*PROBLEM DESCRIPTION*
Retype the whole listing, please, keeping every line exact and dropping the pictures.

*DATA TO PROCESS*
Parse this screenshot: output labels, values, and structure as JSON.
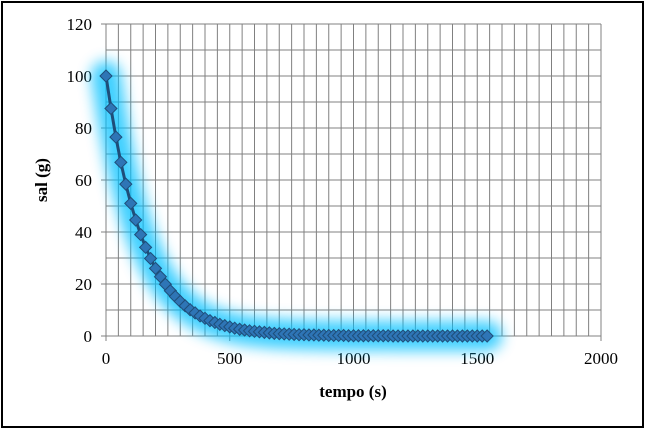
{
  "chart_data": {
    "type": "scatter",
    "title": "",
    "xlabel": "tempo (s)",
    "ylabel": "sal (g)",
    "xlim": [
      0,
      2000
    ],
    "ylim": [
      0,
      120
    ],
    "x_major_ticks": [
      0,
      500,
      1000,
      1500,
      2000
    ],
    "y_major_ticks": [
      0,
      20,
      40,
      60,
      80,
      100,
      120
    ],
    "x_minor_step": 50,
    "y_minor_step": 10,
    "grid": true,
    "legend": "none",
    "series": [
      {
        "color": "#2E75B6",
        "edge_color": "#1F4E79",
        "glow_color": "#00C0FF",
        "marker": "diamond",
        "line": true,
        "x": [
          0,
          20,
          40,
          60,
          80,
          100,
          120,
          140,
          160,
          180,
          200,
          220,
          240,
          260,
          280,
          300,
          320,
          340,
          360,
          380,
          400,
          420,
          440,
          460,
          480,
          500,
          520,
          540,
          560,
          580,
          600,
          620,
          640,
          660,
          680,
          700,
          720,
          740,
          760,
          780,
          800,
          820,
          840,
          860,
          880,
          900,
          920,
          940,
          960,
          980,
          1000,
          1020,
          1040,
          1060,
          1080,
          1100,
          1120,
          1140,
          1160,
          1180,
          1200,
          1220,
          1240,
          1260,
          1280,
          1300,
          1320,
          1340,
          1360,
          1380,
          1400,
          1420,
          1440,
          1460,
          1480,
          1500,
          1520,
          1540
        ],
        "y": [
          100,
          87.5,
          76.5,
          66.8,
          58.4,
          51.0,
          44.6,
          39.0,
          34.1,
          29.8,
          26.0,
          22.8,
          19.9,
          17.4,
          15.2,
          13.3,
          11.6,
          10.1,
          8.9,
          7.7,
          6.8,
          5.9,
          5.2,
          4.5,
          4.0,
          3.5,
          3.0,
          2.6,
          2.3,
          2.0,
          1.8,
          1.6,
          1.4,
          1.2,
          1.0,
          0.9,
          0.8,
          0.7,
          0.6,
          0.5,
          0.5,
          0.4,
          0.4,
          0.3,
          0.3,
          0.2,
          0.2,
          0.2,
          0.2,
          0.1,
          0.1,
          0.1,
          0.1,
          0.1,
          0.1,
          0.1,
          0.1,
          0.1,
          0,
          0,
          0,
          0,
          0,
          0,
          0,
          0,
          0,
          0,
          0,
          0,
          0,
          0,
          0,
          0,
          0,
          0,
          0,
          0
        ]
      }
    ]
  }
}
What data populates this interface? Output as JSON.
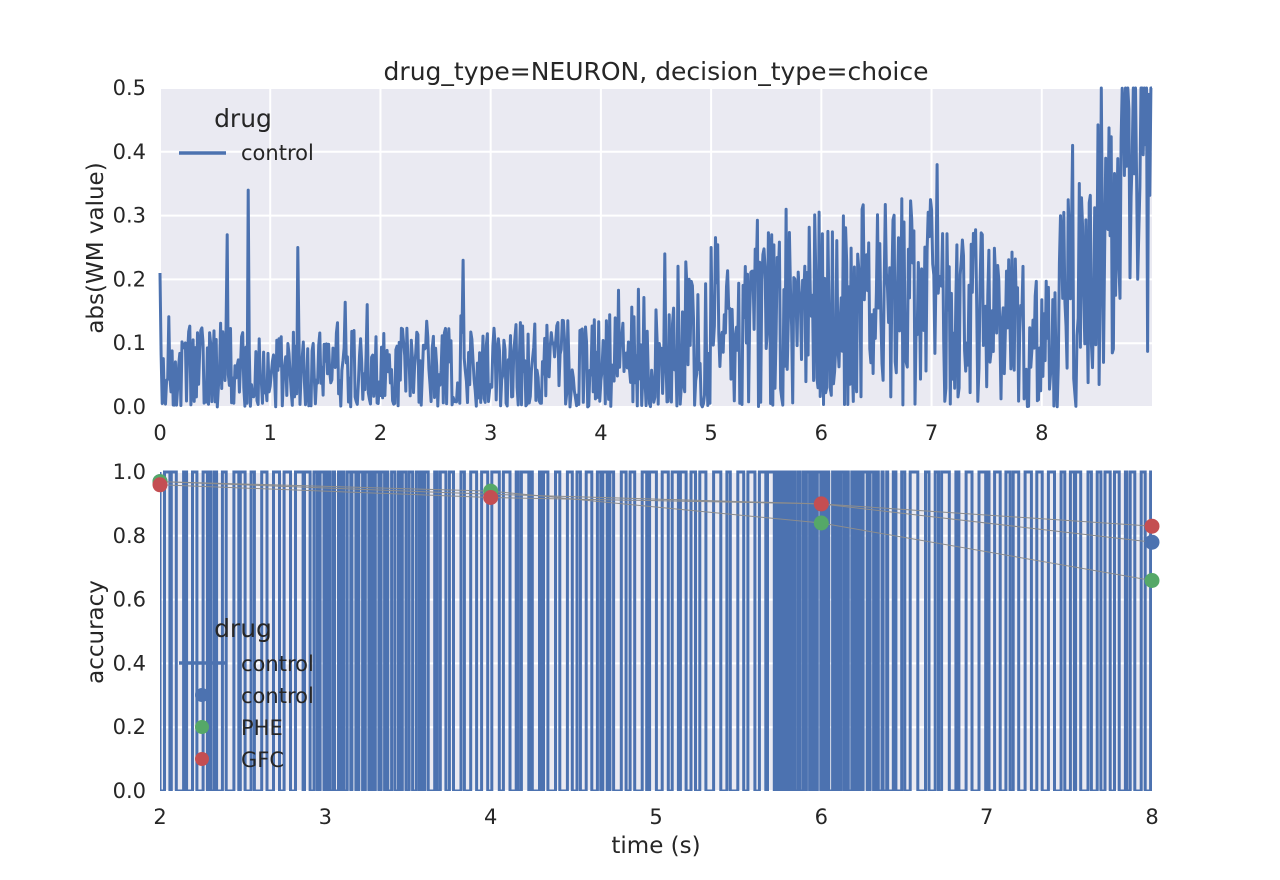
{
  "chart_data": [
    {
      "type": "line",
      "title": "drug_type=NEURON, decision_type=choice",
      "xlabel": "",
      "ylabel": "abs(WM value)",
      "xlim": [
        0,
        9
      ],
      "ylim": [
        0,
        0.5
      ],
      "xticks": [
        "0",
        "1",
        "2",
        "3",
        "4",
        "5",
        "6",
        "7",
        "8"
      ],
      "yticks": [
        "0.0",
        "0.1",
        "0.2",
        "0.3",
        "0.4",
        "0.5"
      ],
      "grid": true,
      "legend": {
        "title": "drug",
        "placement": "top-left",
        "entries": [
          "control"
        ]
      },
      "series": [
        {
          "name": "control",
          "color": "#4c72b0",
          "noise": "high-frequency, approx. 0.0–0.35",
          "trend": {
            "x": [
              0,
              1,
              2,
              3,
              4,
              4.5,
              5,
              6,
              7,
              7.5,
              8,
              8.2,
              8.5,
              8.8,
              9
            ],
            "y": [
              0.06,
              0.05,
              0.05,
              0.05,
              0.06,
              0.09,
              0.13,
              0.15,
              0.16,
              0.13,
              0.11,
              0.15,
              0.25,
              0.31,
              0.36
            ]
          },
          "peaks": [
            {
              "x": 0.0,
              "y": 0.21
            },
            {
              "x": 0.61,
              "y": 0.27
            },
            {
              "x": 0.8,
              "y": 0.34
            },
            {
              "x": 1.25,
              "y": 0.25
            },
            {
              "x": 2.75,
              "y": 0.23
            },
            {
              "x": 4.58,
              "y": 0.24
            },
            {
              "x": 5.0,
              "y": 0.25
            },
            {
              "x": 5.55,
              "y": 0.27
            },
            {
              "x": 5.68,
              "y": 0.31
            },
            {
              "x": 6.37,
              "y": 0.31
            },
            {
              "x": 6.75,
              "y": 0.29
            },
            {
              "x": 7.05,
              "y": 0.38
            },
            {
              "x": 8.28,
              "y": 0.41
            },
            {
              "x": 8.58,
              "y": 0.39
            },
            {
              "x": 8.72,
              "y": 0.42
            },
            {
              "x": 8.97,
              "y": 0.49
            }
          ]
        }
      ]
    },
    {
      "type": "line",
      "title": "",
      "xlabel": "time (s)",
      "ylabel": "accuracy",
      "xlim": [
        2,
        8
      ],
      "ylim": [
        0,
        1
      ],
      "xticks": [
        "2",
        "3",
        "4",
        "5",
        "6",
        "7",
        "8"
      ],
      "yticks": [
        "0.0",
        "0.2",
        "0.4",
        "0.6",
        "0.8",
        "1.0"
      ],
      "grid": true,
      "legend": {
        "title": "drug",
        "placement": "center-left",
        "entries": [
          "control",
          "control",
          "PHE",
          "GFC"
        ]
      },
      "series": [
        {
          "name": "control",
          "kind": "binary-trace",
          "values": "0 or 1",
          "color": "#4c72b0"
        },
        {
          "name": "control",
          "kind": "points",
          "color": "#4c72b0",
          "x": [
            2,
            4,
            6,
            8
          ],
          "y": [
            0.97,
            0.93,
            0.9,
            0.78
          ]
        },
        {
          "name": "PHE",
          "kind": "points",
          "color": "#55a868",
          "x": [
            2,
            4,
            6,
            8
          ],
          "y": [
            0.97,
            0.94,
            0.84,
            0.66
          ]
        },
        {
          "name": "GFC",
          "kind": "points",
          "color": "#c44e52",
          "x": [
            2,
            4,
            6,
            8
          ],
          "y": [
            0.96,
            0.92,
            0.9,
            0.83
          ]
        }
      ]
    }
  ]
}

*SOLUTION FOR THIS TASK*
Parse this screenshot: output labels, values, and structure as JSON.
{
  "chart_data": {
    "type": "scatter",
    "title": "",
    "xlabel": "tempo (s)",
    "ylabel": "sal (g)",
    "xlim": [
      0,
      2000
    ],
    "ylim": [
      0,
      120
    ],
    "x_major_ticks": [
      0,
      500,
      1000,
      1500,
      2000
    ],
    "y_major_ticks": [
      0,
      20,
      40,
      60,
      80,
      100,
      120
    ],
    "x_minor_step": 50,
    "y_minor_step": 10,
    "grid": true,
    "legend": "none",
    "series": [
      {
        "color": "#2E75B6",
        "edge_color": "#1F4E79",
        "glow_color": "#00C0FF",
        "marker": "diamond",
        "line": true,
        "x": [
          0,
          20,
          40,
          60,
          80,
          100,
          120,
          140,
          160,
          180,
          200,
          220,
          240,
          260,
          280,
          300,
          320,
          340,
          360,
          380,
          400,
          420,
          440,
          460,
          480,
          500,
          520,
          540,
          560,
          580,
          600,
          620,
          640,
          660,
          680,
          700,
          720,
          740,
          760,
          780,
          800,
          820,
          840,
          860,
          880,
          900,
          920,
          940,
          960,
          980,
          1000,
          1020,
          1040,
          1060,
          1080,
          1100,
          1120,
          1140,
          1160,
          1180,
          1200,
          1220,
          1240,
          1260,
          1280,
          1300,
          1320,
          1340,
          1360,
          1380,
          1400,
          1420,
          1440,
          1460,
          1480,
          1500,
          1520,
          1540
        ],
        "y": [
          100,
          87.5,
          76.5,
          66.8,
          58.4,
          51.0,
          44.6,
          39.0,
          34.1,
          29.8,
          26.0,
          22.8,
          19.9,
          17.4,
          15.2,
          13.3,
          11.6,
          10.1,
          8.9,
          7.7,
          6.8,
          5.9,
          5.2,
          4.5,
          4.0,
          3.5,
          3.0,
          2.6,
          2.3,
          2.0,
          1.8,
          1.6,
          1.4,
          1.2,
          1.0,
          0.9,
          0.8,
          0.7,
          0.6,
          0.5,
          0.5,
          0.4,
          0.4,
          0.3,
          0.3,
          0.2,
          0.2,
          0.2,
          0.2,
          0.1,
          0.1,
          0.1,
          0.1,
          0.1,
          0.1,
          0.1,
          0.1,
          0.1,
          0,
          0,
          0,
          0,
          0,
          0,
          0,
          0,
          0,
          0,
          0,
          0,
          0,
          0,
          0,
          0,
          0,
          0,
          0,
          0
        ]
      }
    ]
  }
}
What data populates this interface? Output as JSON.
{
  "chart_data": [
    {
      "type": "line",
      "title": "drug_type=NEURON, decision_type=choice",
      "xlabel": "",
      "ylabel": "abs(WM value)",
      "xlim": [
        0,
        9
      ],
      "ylim": [
        0,
        0.5
      ],
      "xticks": [
        "0",
        "1",
        "2",
        "3",
        "4",
        "5",
        "6",
        "7",
        "8"
      ],
      "yticks": [
        "0.0",
        "0.1",
        "0.2",
        "0.3",
        "0.4",
        "0.5"
      ],
      "grid": true,
      "legend": {
        "title": "drug",
        "placement": "top-left",
        "entries": [
          "control"
        ]
      },
      "series": [
        {
          "name": "control",
          "color": "#4c72b0",
          "noise": "high-frequency, approx. 0.0–0.35",
          "trend": {
            "x": [
              0,
              1,
              2,
              3,
              4,
              4.5,
              5,
              6,
              7,
              7.5,
              8,
              8.2,
              8.5,
              8.8,
              9
            ],
            "y": [
              0.06,
              0.05,
              0.05,
              0.05,
              0.06,
              0.09,
              0.13,
              0.15,
              0.16,
              0.13,
              0.11,
              0.15,
              0.25,
              0.31,
              0.36
            ]
          },
          "peaks": [
            {
              "x": 0.0,
              "y": 0.21
            },
            {
              "x": 0.61,
              "y": 0.27
            },
            {
              "x": 0.8,
              "y": 0.34
            },
            {
              "x": 1.25,
              "y": 0.25
            },
            {
              "x": 2.75,
              "y": 0.23
            },
            {
              "x": 4.58,
              "y": 0.24
            },
            {
              "x": 5.0,
              "y": 0.25
            },
            {
              "x": 5.55,
              "y": 0.27
            },
            {
              "x": 5.68,
              "y": 0.31
            },
            {
              "x": 6.37,
              "y": 0.31
            },
            {
              "x": 6.75,
              "y": 0.29
            },
            {
              "x": 7.05,
              "y": 0.38
            },
            {
              "x": 8.28,
              "y": 0.41
            },
            {
              "x": 8.58,
              "y": 0.39
            },
            {
              "x": 8.72,
              "y": 0.42
            },
            {
              "x": 8.97,
              "y": 0.49
            }
          ]
        }
      ]
    },
    {
      "type": "line",
      "title": "",
      "xlabel": "time (s)",
      "ylabel": "accuracy",
      "xlim": [
        2,
        8
      ],
      "ylim": [
        0,
        1
      ],
      "xticks": [
        "2",
        "3",
        "4",
        "5",
        "6",
        "7",
        "8"
      ],
      "yticks": [
        "0.0",
        "0.2",
        "0.4",
        "0.6",
        "0.8",
        "1.0"
      ],
      "grid": true,
      "legend": {
        "title": "drug",
        "placement": "center-left",
        "entries": [
          "control",
          "control",
          "PHE",
          "GFC"
        ]
      },
      "series": [
        {
          "name": "control",
          "kind": "binary-trace",
          "values": "0 or 1",
          "color": "#4c72b0"
        },
        {
          "name": "control",
          "kind": "points",
          "color": "#4c72b0",
          "x": [
            2,
            4,
            6,
            8
          ],
          "y": [
            0.97,
            0.93,
            0.9,
            0.78
          ]
        },
        {
          "name": "PHE",
          "kind": "points",
          "color": "#55a868",
          "x": [
            2,
            4,
            6,
            8
          ],
          "y": [
            0.97,
            0.94,
            0.84,
            0.66
          ]
        },
        {
          "name": "GFC",
          "kind": "points",
          "color": "#c44e52",
          "x": [
            2,
            4,
            6,
            8
          ],
          "y": [
            0.96,
            0.92,
            0.9,
            0.83
          ]
        }
      ]
    }
  ]
}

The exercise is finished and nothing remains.